== EXCERPT PROVIDED ==

César Pelli will be remembered as a designer of world-beating skyscrapers, but for him the quality of his projects was more important than their height. The Argentinian-American architect, who has died aged 92, is best known for the towering landmarks he added to the skylines around the world: the Petronas Towers in Kuala Lumpur, Malaysia (formerly the world’s tallest building), One Canada Square in London, the World Financial Center in New York, the Torre de Cristal in Madrid, the Gran Torre Santiago in the Chilean capital, the International Finance Centre in Hong Kong, and the Salesforce Tower in San Francisco.
Many of those structures are the among the tallest in their respective city or country, but Pelli preferred to judge his own work in more abstract terms: the emotional responses they generated, the clarity and economy of their designs, and their contribution to their cities as visual symbols, as spaces rather than objects. At the opening of One Canada Square, he quoted the Chinese philosopher Laozi: “The reality of a hollow object is in the void and not in the walls that define it.”
Beyond his skyscrapers Pelli designed a wide range of lower-rise buildings, including the Pacific Design Center in Los Angeles and the National Museum of Art in Osaka, Japan, both of which look like the work of a different designer entirely.

“I believe it’s a mistake to have a style,” Pelli once said. “We architects, today we work in too many different places, too many different uses … we need to be more responsive to what we do. We need to strengthen the quality of a place and not weaken it. If you do your own thing, you are weakening the quality of the place where you build.”
Pelli was born in the provincial city of San Miguel de Tucumán in north-west Argentina. He studied architecture at the National University of Tucumán and married his fellow student, Diana Balmori, in 1950. Having won a scholarship to study at the University of Illinois, Pelli and his wife went to the US in the early 1950s and liked it so much they decided to stay.
For a decade (1954-64) he worked for the celebrated architect Eero Saarinen in Michigan, and then became a US citizen. He contributed to Saarinen’s curvaceous, futuristic TWA Flight Center (now a hotel) at John F Kennedy Airport, New York, and to two colleges – Morse and Ezra Stiles – that Saarinen built for his alma mater, Yale University. It was the beginning of Pelli’s long association with Yale: he was dean of the Yale School of Architecture between 1977 and 1984 and designed other buildings for the campus.

In 1977 he also established his practice (now Pelli Clarke Pelli Architects) in Yale’s home city, New Haven, Connecticut, having won the commission to expand the Museum of Modern Art, New York, and build a 56-storey residential tower on top of it.
From Saarinen, Pelli inherited a principle of practical modernist minimalism, although his own design sensibility soon distinguished itself. A landmark building was the Pacific Design Center, which became known as the Blue Whale. Its form is audacious: an irregular side profile, reminiscent of an architectural moulding, extruded without variation for the length of an airport terminal and clad in a sleek skin of translucent blue glass.

===
== LISTING ==

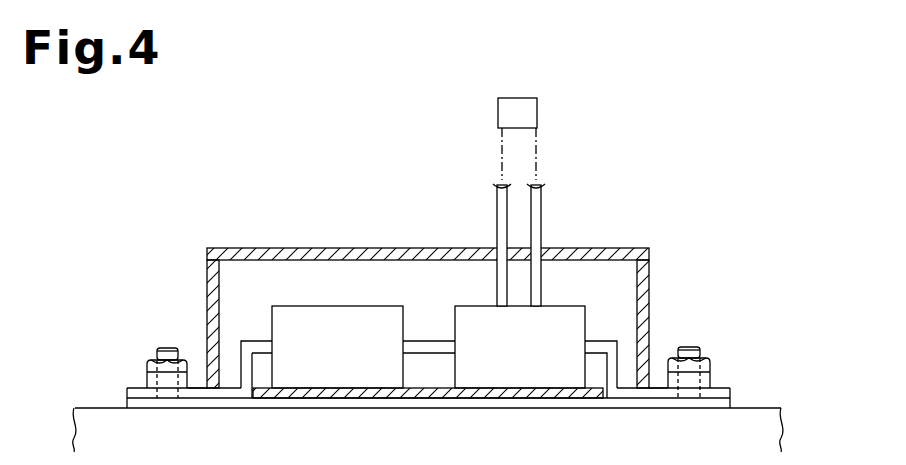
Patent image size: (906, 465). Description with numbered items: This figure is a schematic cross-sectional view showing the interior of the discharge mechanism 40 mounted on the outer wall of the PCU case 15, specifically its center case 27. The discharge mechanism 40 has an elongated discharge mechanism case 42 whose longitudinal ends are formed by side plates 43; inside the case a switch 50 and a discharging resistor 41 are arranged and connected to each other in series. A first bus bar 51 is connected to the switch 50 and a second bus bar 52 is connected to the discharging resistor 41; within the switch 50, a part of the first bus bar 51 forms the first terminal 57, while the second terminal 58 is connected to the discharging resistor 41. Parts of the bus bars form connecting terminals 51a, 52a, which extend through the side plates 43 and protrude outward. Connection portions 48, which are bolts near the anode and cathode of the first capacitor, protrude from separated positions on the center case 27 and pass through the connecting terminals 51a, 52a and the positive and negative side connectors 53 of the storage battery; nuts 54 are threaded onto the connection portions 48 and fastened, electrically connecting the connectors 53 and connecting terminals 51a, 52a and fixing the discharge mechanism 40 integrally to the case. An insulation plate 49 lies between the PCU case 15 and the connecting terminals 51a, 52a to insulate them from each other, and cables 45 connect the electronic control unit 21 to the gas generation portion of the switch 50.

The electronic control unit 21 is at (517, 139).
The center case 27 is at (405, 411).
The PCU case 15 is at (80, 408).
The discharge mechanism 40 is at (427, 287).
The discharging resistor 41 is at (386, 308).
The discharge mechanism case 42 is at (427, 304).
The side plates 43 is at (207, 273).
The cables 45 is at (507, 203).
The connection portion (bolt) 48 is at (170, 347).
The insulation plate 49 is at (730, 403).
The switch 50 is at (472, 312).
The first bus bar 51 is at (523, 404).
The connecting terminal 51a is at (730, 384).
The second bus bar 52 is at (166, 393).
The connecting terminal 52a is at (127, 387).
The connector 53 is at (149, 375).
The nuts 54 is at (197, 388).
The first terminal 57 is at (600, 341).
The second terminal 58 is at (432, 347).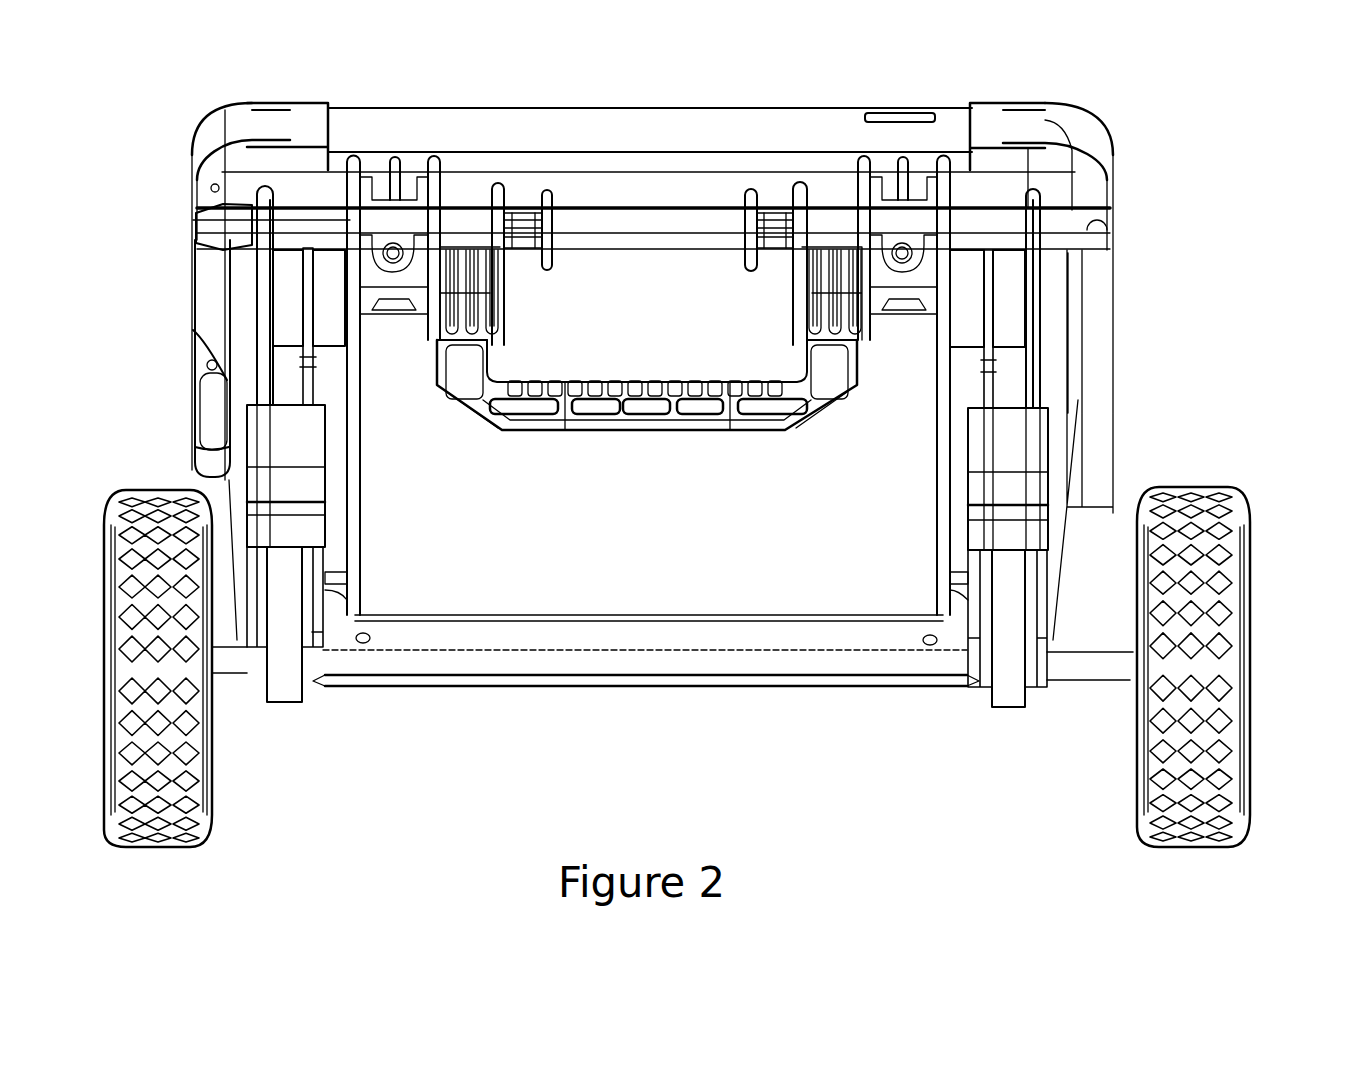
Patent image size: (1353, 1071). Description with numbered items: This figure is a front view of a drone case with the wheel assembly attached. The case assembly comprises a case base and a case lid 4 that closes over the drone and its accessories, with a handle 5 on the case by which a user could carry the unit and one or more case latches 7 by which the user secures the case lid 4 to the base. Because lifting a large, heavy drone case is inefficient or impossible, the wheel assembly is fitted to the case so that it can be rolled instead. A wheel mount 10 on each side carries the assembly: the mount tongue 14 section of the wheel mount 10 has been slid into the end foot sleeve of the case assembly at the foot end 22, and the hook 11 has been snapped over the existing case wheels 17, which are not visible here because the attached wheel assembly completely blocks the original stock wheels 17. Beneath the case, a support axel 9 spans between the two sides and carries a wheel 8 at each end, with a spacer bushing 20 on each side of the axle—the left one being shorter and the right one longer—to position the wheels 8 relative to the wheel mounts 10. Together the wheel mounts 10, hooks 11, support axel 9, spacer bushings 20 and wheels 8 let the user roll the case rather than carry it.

===

◆ THE TASKS:
a. List every skyscraper named in the opening paragraph of the piece on César Pelli, with the city each stands in.
b. Extend the piece on César Pelli, beginning right after its final sentence.

◆ ANSWERS TO THE PROBLEMS:
a.
- Petronas Towers, Kuala Lumpur
- One Canada Square, London
- World Financial Center, New York
- Torre de Cristal, Madrid
- Gran Torre Santiago, Santiago
- International Finance Centre, Hong Kong
- Salesforce Tower, San Francisco

b.
The building made no apparent concession to context or even function; it was a freestanding sculptural object housing exhibition space for design-related businesses. Derided by critics but recognised as a key work of American postmodernism, it put Pelli on the map while giving little indication of where his career was headed.
The huge World Financial Center in New York, begun in 1982, was a more accurate signpost. The project, involving four granite and glass towers and a 10-storey public Winter Garden, demonstrated Pelli’s ability to organise large, complex urban schemes, and as the global city landscape came to be dominated by ambitious, corporate-backed commercial developments, Pelli’s practice thrived.
The redevelopment of Docklands in London in the 80s brought Pelli a commission for its 770ft (235 metre) high centrepiece: One Canada Square, at the time the tallest tower in the UK. Clad in linen-finished stainless steel panels and capped by a glass pyramid, it became a symbol of Thatcherite capitalism, and for some, an affront to British urban values, by dint of its height if nothing else. “I personally would go mad if I had to work in a place like that,” Prince Charles told Pelli in 1988.

Petronas Towers, completed in 1998, brought Pelli an even higher level of global recognition. The commission originally called for a single tall tower and a shorter one beside it; Pelli correctly assessed that it would make more of an impact to build twin towers of equal height – ultimately 88 storeys – linked by a sky bridge halfway up. Pelli based the floorplan of the towers on the Rub el Hizb – an eight-pointed Islamic symbol of overlapping squares. For the first time since 1908, the world’s tallest building (452 metres, or 1,483 ft) was no longer in the US.
Pelli’s brand of slick skyscrapers has become something of a global cliche: a non-structural outer skin of glass curtain-wall, a regular floor plan repeated up the majority of the tower, culminating in a more considered crown at the top, and some allusion – possibly token – to historical or regional context. But to Pelli at least, each building was different and specific. “I definitely sense that there is an emotional response to the challenge of a tall building,” he said in 2017. “It’s a very emotional thing, I connect with it, I connect with what the buildings are and what the buildings wish to be, what they seek to be.”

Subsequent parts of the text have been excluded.